▶ **WHAT THE TASK REQUIRES**
Copy out each line of the listing that has the word "several" in it.

▶ **Entries taken from a collection**
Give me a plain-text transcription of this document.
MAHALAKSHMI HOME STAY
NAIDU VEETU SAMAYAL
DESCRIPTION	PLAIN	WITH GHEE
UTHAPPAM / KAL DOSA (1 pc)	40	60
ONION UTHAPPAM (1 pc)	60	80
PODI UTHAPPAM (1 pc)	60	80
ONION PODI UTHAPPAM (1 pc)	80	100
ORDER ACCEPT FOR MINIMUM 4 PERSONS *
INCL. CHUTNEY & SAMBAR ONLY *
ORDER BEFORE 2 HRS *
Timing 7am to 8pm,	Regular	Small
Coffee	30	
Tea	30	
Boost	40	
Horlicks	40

...

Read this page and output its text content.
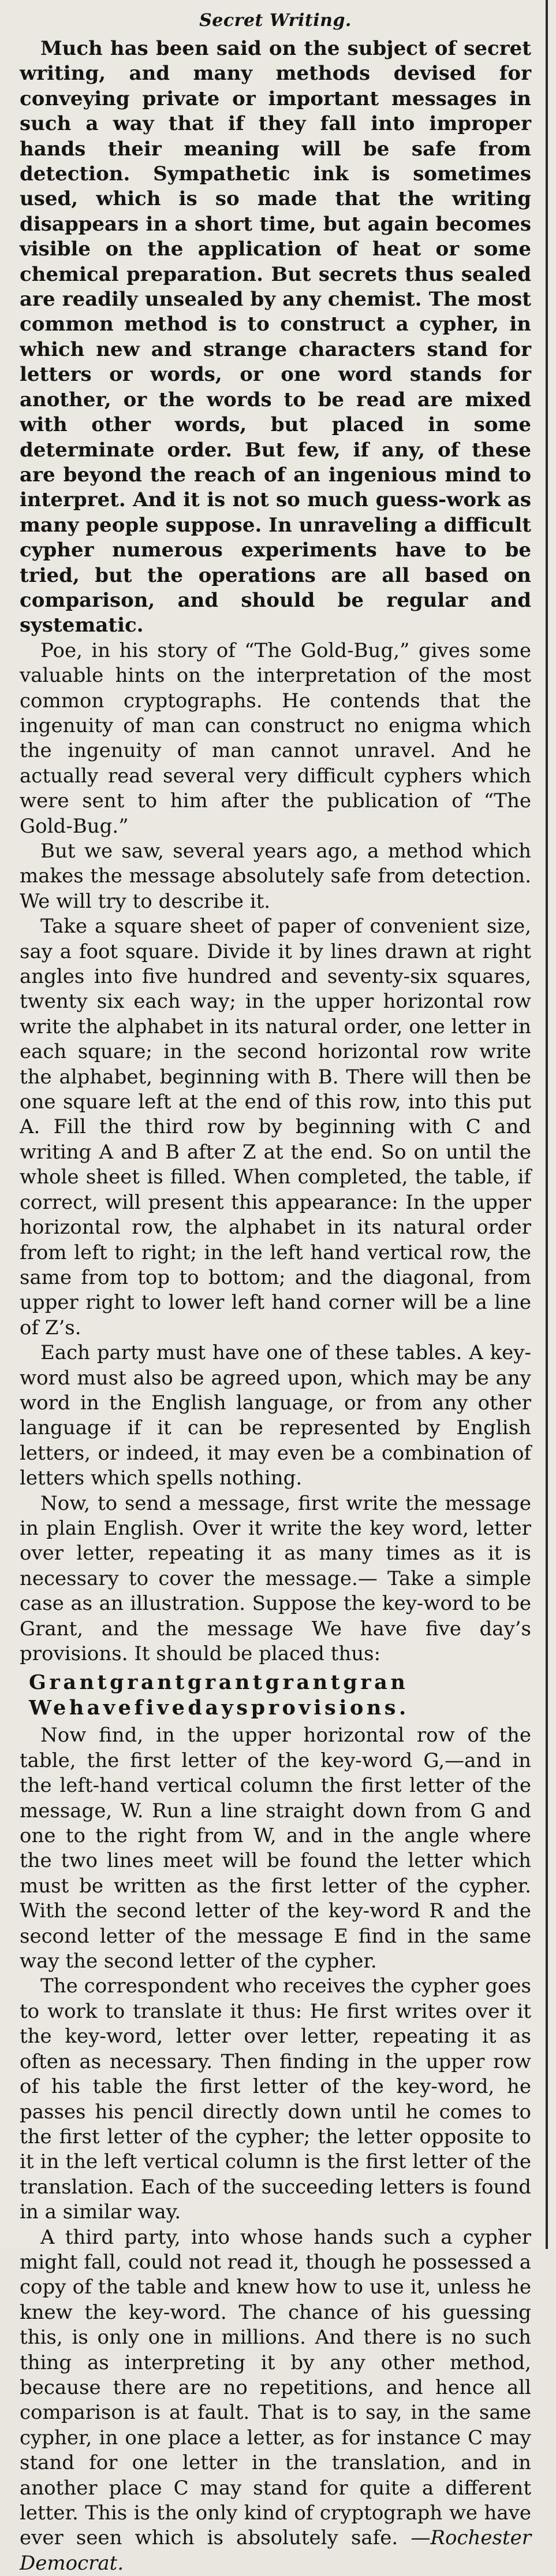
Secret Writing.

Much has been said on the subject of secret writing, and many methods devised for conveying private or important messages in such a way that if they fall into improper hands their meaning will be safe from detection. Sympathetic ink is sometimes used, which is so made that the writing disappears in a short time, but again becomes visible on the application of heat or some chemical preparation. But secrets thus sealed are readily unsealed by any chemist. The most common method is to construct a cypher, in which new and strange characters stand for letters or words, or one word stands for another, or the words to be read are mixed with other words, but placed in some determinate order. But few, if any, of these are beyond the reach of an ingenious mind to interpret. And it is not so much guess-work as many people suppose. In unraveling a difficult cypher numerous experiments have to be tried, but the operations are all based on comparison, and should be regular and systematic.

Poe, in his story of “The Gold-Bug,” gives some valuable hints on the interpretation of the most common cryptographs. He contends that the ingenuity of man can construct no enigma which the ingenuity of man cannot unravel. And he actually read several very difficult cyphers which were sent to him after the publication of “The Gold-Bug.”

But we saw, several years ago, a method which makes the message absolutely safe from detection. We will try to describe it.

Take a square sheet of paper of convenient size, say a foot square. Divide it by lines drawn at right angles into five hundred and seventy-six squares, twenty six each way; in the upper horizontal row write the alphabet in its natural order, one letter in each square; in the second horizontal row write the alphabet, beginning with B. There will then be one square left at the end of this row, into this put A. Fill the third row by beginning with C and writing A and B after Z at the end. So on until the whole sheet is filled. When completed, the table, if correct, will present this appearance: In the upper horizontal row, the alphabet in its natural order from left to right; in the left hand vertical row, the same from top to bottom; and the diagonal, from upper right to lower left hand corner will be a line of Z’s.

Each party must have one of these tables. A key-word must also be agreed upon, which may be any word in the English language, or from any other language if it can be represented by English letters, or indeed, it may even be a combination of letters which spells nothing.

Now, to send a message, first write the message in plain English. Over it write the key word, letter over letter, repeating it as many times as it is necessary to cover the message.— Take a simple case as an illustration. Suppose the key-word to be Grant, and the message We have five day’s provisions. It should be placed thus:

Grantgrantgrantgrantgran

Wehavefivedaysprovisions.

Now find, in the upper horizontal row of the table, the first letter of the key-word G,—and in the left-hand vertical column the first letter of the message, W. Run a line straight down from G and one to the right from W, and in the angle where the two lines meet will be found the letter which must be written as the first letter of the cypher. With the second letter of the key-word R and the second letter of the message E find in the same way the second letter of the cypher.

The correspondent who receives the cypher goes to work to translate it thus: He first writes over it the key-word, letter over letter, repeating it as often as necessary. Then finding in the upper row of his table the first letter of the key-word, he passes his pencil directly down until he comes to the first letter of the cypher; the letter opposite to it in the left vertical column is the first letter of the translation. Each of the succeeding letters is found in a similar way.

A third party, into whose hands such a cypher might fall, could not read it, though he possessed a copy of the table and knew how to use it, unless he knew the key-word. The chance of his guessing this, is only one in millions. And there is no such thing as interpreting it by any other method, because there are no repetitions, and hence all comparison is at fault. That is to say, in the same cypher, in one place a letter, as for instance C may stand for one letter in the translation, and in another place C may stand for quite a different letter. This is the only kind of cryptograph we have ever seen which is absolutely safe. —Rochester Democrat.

--

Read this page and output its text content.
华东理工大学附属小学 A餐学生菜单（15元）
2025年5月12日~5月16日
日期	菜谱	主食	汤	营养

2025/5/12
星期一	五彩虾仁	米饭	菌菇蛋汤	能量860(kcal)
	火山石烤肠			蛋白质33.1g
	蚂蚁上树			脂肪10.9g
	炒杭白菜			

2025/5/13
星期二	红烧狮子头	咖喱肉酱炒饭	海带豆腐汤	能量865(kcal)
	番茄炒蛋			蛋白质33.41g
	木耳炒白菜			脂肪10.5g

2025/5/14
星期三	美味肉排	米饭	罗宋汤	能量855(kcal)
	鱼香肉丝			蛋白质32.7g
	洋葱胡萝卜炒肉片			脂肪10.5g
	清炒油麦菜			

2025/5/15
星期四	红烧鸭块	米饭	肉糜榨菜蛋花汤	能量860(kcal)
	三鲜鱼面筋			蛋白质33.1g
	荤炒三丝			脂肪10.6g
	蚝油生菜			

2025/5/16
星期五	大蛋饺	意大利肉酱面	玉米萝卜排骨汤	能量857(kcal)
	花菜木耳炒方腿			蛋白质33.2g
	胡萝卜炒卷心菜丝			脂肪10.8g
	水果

▶ **SOLUTION TO THE EXERCISE**
Poe, in his story of “The Gold-Bug,” gives some valuable hints on the interpretation of the most common cryptographs. He contends that the ingenuity of man can construct no enigma which the ingenuity of man cannot unravel. And he actually read several very difficult cyphers which were sent to him after the publication of “The Gold-Bug.”
But we saw, several years ago, a method which makes the message absolutely safe from detection. We will try to describe it.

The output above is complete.